[Chart and figure data]
--------

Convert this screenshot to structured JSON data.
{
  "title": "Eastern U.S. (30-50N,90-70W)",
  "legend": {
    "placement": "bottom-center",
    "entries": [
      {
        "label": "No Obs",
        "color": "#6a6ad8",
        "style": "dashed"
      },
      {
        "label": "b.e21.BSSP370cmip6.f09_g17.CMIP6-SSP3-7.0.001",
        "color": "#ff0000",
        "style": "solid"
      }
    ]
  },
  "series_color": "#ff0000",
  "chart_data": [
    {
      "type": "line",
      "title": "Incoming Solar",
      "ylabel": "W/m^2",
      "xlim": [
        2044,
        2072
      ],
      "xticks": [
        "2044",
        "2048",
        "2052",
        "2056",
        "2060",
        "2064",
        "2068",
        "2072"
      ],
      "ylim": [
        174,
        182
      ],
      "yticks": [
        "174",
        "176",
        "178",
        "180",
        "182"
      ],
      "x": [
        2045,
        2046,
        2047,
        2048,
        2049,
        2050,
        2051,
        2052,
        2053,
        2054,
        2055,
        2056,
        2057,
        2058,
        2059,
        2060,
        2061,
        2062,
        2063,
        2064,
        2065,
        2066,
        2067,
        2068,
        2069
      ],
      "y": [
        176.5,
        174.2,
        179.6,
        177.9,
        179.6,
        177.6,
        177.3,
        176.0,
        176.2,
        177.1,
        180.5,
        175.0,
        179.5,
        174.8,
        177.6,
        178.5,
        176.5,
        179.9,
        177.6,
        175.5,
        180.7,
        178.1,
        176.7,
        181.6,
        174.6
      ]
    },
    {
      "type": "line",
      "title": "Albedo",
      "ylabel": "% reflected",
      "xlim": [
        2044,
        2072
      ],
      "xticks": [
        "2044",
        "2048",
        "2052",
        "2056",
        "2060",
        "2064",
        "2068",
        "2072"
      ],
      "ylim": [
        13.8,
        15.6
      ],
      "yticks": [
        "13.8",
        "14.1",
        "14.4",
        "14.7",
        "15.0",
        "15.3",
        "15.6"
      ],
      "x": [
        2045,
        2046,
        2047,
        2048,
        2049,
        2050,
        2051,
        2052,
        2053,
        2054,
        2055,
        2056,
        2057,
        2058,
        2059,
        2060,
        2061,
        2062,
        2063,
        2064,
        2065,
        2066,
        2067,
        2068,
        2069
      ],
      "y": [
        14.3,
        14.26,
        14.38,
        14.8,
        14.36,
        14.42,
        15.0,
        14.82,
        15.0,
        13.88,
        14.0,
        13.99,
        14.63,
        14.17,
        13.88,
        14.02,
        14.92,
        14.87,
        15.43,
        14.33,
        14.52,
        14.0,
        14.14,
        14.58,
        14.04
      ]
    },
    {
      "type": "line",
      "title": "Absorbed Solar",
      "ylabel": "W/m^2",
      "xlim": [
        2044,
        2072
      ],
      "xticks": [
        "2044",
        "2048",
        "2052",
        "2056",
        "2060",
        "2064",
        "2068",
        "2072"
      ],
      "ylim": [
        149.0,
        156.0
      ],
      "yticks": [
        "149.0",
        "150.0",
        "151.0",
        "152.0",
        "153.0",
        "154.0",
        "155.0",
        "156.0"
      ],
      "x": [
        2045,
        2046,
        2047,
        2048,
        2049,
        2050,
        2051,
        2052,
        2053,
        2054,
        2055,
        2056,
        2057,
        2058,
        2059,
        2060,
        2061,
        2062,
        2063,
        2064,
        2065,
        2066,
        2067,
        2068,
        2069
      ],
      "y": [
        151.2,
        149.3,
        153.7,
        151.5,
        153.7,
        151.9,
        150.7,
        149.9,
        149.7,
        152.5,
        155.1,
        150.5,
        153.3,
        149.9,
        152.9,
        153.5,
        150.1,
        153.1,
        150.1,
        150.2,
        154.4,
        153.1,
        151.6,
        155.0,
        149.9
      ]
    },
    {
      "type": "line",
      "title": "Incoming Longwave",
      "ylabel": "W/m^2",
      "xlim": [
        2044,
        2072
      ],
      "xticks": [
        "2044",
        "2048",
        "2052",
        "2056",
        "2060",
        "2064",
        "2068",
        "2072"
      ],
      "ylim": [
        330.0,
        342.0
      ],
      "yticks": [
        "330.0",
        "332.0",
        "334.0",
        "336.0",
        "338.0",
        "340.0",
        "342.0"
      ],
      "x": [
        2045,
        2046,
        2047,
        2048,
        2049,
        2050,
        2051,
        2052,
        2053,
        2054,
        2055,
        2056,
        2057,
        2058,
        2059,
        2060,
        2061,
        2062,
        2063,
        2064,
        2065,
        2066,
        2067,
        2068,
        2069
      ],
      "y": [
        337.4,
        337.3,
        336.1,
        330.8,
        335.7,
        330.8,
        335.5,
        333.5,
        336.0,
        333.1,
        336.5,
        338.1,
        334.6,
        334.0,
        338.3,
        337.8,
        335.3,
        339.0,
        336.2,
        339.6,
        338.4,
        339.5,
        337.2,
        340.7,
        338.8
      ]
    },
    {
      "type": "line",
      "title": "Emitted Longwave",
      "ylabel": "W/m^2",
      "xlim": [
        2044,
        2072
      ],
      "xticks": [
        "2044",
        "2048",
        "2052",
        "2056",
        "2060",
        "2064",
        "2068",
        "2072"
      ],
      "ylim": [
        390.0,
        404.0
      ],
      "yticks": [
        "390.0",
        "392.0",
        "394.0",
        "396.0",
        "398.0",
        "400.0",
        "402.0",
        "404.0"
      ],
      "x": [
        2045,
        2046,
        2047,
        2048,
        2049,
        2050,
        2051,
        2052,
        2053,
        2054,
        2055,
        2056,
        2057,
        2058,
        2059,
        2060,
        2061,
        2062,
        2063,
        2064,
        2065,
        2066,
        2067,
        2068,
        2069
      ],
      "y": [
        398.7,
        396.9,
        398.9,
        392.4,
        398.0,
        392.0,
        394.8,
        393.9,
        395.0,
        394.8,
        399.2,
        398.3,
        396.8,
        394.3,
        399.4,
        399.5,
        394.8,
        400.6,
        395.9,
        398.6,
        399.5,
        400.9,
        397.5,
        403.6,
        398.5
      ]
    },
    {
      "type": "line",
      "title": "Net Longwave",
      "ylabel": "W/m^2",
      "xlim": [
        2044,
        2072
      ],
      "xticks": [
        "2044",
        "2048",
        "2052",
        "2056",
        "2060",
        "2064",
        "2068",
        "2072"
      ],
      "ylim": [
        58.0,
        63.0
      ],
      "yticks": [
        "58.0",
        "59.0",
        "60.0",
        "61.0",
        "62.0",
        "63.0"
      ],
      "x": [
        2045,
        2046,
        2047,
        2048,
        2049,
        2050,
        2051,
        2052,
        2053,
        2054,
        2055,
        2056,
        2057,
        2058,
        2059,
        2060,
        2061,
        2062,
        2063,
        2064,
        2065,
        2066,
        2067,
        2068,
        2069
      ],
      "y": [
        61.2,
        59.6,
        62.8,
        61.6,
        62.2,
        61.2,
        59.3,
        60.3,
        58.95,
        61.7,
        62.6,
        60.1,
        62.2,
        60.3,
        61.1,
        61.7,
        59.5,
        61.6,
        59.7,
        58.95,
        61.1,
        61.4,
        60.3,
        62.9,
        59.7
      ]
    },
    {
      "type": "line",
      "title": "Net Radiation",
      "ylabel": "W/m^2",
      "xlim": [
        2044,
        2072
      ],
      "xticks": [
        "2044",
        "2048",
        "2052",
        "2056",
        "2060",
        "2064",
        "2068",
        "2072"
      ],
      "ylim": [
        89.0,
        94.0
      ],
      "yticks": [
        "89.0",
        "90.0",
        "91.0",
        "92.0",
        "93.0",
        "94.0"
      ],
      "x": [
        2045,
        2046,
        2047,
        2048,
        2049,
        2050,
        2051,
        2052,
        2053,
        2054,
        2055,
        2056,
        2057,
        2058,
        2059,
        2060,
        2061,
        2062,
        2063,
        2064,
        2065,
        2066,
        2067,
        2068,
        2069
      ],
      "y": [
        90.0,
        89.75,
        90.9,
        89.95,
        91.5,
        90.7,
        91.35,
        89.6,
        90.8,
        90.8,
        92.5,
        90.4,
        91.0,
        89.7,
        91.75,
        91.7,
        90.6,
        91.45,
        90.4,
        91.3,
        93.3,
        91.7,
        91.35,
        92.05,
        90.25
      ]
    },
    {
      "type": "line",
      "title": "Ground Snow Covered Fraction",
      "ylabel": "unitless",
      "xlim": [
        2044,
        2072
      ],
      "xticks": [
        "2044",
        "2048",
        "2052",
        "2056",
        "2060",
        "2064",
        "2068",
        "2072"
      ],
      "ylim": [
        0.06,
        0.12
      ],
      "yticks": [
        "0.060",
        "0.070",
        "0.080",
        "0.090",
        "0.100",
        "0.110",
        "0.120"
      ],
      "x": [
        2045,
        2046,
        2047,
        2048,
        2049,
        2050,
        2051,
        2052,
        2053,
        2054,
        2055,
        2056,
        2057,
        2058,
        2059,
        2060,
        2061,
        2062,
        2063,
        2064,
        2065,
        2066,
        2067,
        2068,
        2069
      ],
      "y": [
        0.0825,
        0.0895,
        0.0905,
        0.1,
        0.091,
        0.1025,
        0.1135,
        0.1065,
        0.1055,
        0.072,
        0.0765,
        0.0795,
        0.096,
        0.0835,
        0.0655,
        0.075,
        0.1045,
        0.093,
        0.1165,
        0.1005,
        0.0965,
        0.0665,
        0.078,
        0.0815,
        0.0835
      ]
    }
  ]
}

--------

In the records, locate each line holding the string "Incoming" and copy it.

▶ **RESULT OF THIS TASK**:
      "title": "Incoming Solar",
      "title": "Incoming Longwave",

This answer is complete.